Write the material out again in full, word for word. Do not include the pictures.

(The records)
-- START --
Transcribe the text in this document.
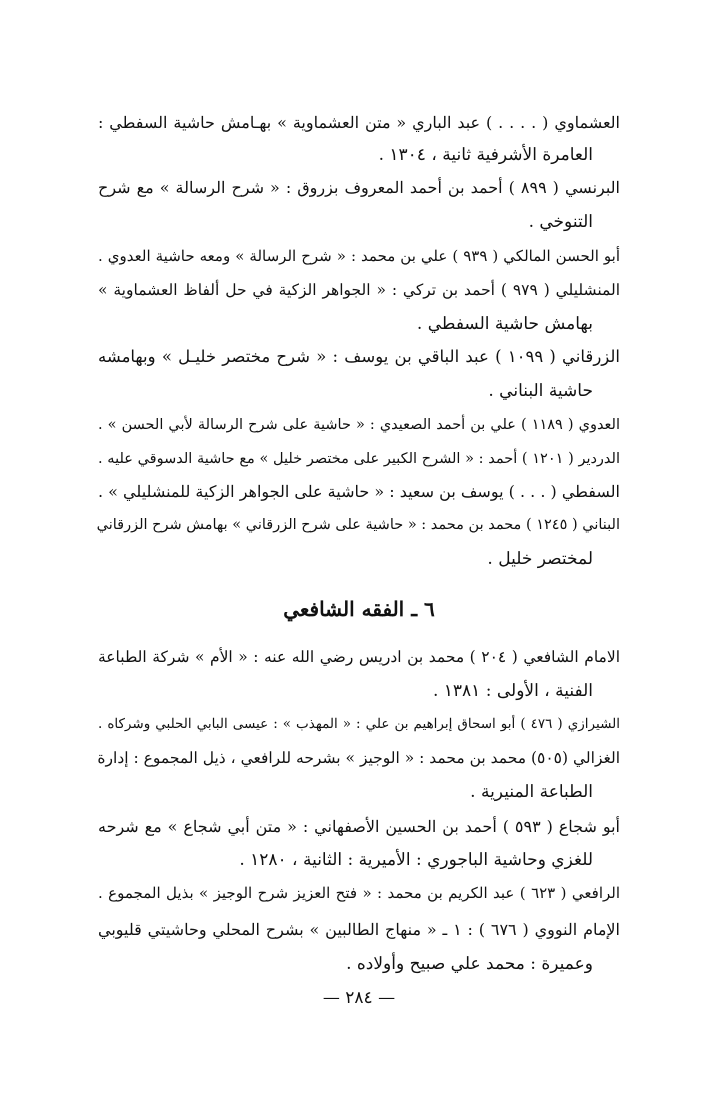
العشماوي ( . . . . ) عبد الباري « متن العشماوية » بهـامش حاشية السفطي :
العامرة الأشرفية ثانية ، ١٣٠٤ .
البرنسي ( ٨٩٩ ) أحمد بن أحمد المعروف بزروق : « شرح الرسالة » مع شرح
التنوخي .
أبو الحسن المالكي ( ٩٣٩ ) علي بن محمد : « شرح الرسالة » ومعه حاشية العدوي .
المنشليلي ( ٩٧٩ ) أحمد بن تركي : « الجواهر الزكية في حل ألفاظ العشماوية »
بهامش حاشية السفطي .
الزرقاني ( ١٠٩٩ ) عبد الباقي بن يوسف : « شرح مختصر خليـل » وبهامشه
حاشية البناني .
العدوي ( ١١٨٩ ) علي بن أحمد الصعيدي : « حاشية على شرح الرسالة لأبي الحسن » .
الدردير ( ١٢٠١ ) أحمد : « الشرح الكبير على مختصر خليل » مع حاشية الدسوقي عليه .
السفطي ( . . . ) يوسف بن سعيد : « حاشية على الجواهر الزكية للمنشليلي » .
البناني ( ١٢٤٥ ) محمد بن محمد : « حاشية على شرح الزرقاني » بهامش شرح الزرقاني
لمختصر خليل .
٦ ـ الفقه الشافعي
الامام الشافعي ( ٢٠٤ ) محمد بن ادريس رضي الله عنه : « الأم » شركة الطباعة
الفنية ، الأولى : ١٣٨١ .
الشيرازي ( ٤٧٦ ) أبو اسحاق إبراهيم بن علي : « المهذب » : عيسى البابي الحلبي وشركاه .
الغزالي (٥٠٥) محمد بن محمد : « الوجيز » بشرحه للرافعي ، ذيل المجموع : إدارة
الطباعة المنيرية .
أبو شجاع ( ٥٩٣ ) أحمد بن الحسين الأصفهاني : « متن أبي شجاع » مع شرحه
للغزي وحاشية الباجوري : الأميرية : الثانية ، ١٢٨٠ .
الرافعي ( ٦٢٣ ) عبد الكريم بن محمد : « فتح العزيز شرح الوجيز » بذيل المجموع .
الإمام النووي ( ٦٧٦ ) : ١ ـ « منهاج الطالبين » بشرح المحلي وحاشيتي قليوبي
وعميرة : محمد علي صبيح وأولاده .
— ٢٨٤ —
-- END --
(Result of this task)
Transcribe the text in this document.
العشماوي ( . . . . ) عبد الباري « متن العشماوية » بهـامش حاشية السفطي :
العامرة الأشرفية ثانية ، ١٣٠٤ .
البرنسي ( ٨٩٩ ) أحمد بن أحمد المعروف بزروق : « شرح الرسالة » مع شرح
التنوخي .
أبو الحسن المالكي ( ٩٣٩ ) علي بن محمد : « شرح الرسالة » ومعه حاشية العدوي .
المنشليلي ( ٩٧٩ ) أحمد بن تركي : « الجواهر الزكية في حل ألفاظ العشماوية »
بهامش حاشية السفطي .
الزرقاني ( ١٠٩٩ ) عبد الباقي بن يوسف : « شرح مختصر خليـل » وبهامشه
حاشية البناني .
العدوي ( ١١٨٩ ) علي بن أحمد الصعيدي : « حاشية على شرح الرسالة لأبي الحسن » .
الدردير ( ١٢٠١ ) أحمد : « الشرح الكبير على مختصر خليل » مع حاشية الدسوقي عليه .
السفطي ( . . . ) يوسف بن سعيد : « حاشية على الجواهر الزكية للمنشليلي » .
البناني ( ١٢٤٥ ) محمد بن محمد : « حاشية على شرح الزرقاني » بهامش شرح الزرقاني
لمختصر خليل .
٦ ـ الفقه الشافعي
الامام الشافعي ( ٢٠٤ ) محمد بن ادريس رضي الله عنه : « الأم » شركة الطباعة
الفنية ، الأولى : ١٣٨١ .
الشيرازي ( ٤٧٦ ) أبو اسحاق إبراهيم بن علي : « المهذب » : عيسى البابي الحلبي وشركاه .
الغزالي (٥٠٥) محمد بن محمد : « الوجيز » بشرحه للرافعي ، ذيل المجموع : إدارة
الطباعة المنيرية .
أبو شجاع ( ٥٩٣ ) أحمد بن الحسين الأصفهاني : « متن أبي شجاع » مع شرحه
للغزي وحاشية الباجوري : الأميرية : الثانية ، ١٢٨٠ .
الرافعي ( ٦٢٣ ) عبد الكريم بن محمد : « فتح العزيز شرح الوجيز » بذيل المجموع .
الإمام النووي ( ٦٧٦ ) : ١ ـ « منهاج الطالبين » بشرح المحلي وحاشيتي قليوبي
وعميرة : محمد علي صبيح وأولاده .
— ٢٨٤ —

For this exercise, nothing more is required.